It isn't (necessarily) about security; they're using computer certificates because that's the most appropriate solution for their use case. You've already discovered some reasons why using user certificates are less convenient: you had to create a custom template, make sure that the AD didn't allow users to join non-company machines to the domain, and make sure that the certificate authority didn't have the plug-in that allows non-domain machines to request user certificates.

Since there are good non-security reasons to use computer certificates, the fact that most everybody does provides little or no evidence either way as to whether using user certificates is secure. However, you have an constraint which they didn't: for some reason, your VPN client software can't use computer certificates. I'll assume you've already researched that thoroughly. The ideal solution would be to change clients, but that would be expensive. You therefore need to make a judgement call as to how much risk using user certificates introduces.

Raw records:
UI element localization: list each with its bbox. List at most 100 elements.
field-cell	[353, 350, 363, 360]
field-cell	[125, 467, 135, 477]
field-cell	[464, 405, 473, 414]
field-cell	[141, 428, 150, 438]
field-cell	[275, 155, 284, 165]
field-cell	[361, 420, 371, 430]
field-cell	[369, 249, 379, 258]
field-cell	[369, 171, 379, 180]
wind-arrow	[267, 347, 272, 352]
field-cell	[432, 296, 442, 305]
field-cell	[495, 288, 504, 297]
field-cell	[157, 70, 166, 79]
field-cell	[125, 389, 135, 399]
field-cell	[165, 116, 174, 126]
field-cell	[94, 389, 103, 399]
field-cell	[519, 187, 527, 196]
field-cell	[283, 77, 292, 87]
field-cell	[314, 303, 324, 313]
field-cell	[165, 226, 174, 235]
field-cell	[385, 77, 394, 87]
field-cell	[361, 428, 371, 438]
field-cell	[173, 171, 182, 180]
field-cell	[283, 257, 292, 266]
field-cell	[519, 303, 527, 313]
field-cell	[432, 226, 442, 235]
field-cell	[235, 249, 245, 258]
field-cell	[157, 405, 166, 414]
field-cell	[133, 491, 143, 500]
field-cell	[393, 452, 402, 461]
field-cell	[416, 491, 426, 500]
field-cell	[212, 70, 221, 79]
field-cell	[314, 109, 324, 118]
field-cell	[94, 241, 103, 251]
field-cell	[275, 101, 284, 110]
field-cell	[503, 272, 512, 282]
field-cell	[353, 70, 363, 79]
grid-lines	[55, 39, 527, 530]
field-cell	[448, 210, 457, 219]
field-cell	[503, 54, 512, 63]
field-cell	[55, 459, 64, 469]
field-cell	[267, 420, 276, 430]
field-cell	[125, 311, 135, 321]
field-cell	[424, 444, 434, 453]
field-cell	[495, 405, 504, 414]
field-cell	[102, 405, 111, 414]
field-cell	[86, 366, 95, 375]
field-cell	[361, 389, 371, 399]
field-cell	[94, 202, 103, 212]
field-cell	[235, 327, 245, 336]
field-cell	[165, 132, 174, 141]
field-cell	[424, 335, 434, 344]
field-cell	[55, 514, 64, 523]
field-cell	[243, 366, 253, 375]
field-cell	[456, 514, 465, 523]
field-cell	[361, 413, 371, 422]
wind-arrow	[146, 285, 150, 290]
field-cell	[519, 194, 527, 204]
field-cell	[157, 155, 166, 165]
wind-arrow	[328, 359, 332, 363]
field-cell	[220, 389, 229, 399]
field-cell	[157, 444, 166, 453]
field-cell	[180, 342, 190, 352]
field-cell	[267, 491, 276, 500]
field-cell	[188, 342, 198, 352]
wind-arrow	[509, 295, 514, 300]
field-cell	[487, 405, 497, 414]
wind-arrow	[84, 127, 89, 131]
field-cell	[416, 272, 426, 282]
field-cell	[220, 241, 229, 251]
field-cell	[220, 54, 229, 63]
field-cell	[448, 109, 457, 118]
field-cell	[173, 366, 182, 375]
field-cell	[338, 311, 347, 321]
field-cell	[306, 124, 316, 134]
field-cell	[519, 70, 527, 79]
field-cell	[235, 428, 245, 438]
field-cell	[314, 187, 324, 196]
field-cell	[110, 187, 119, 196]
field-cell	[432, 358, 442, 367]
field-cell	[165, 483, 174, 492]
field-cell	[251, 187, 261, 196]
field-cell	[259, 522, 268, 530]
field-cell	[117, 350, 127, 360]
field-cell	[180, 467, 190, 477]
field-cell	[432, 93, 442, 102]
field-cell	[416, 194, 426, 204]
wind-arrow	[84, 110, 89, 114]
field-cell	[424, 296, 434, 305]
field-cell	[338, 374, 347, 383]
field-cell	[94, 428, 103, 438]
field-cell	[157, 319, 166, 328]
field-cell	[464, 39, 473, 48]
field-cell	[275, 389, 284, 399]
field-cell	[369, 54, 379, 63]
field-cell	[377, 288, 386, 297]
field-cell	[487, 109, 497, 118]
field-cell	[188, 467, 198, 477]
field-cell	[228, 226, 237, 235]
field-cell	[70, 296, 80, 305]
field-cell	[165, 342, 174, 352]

Aim of the task: Could you pick up the text on VPN certificates after its final sentence? The lines have no role here.

Answer for the task:
The best (and only thoroughly safe) way to make that judgement would be to consult an expert, which is definitely not me. I've been putting off posting an answer in the hopes that someone with the appropriate experience would do so, but no such luck. So, for what little it's worth, here's how I'd look at it. However, if you have the option of spending a hopefully modest amount of money on an expert consultant, I recommend that you do so.

I only see two ways a user might try to bypass the restrictions on which computers they can use. They could try to export their user certificate from a domain machine to a non-domain machine. Or they could try to trick the certificate authority into issuing a user certificate to a non-domain machine.

I did a quick bit of research, and it suggests that although the user certificates are stored in files the user has access to, they are encrypted by the CNG Key Isolation service. Unless the user has admin access, this should prevent the keys from being exported. (If the user does have admin access, they could presumably just as easily export a computer key as a user key.)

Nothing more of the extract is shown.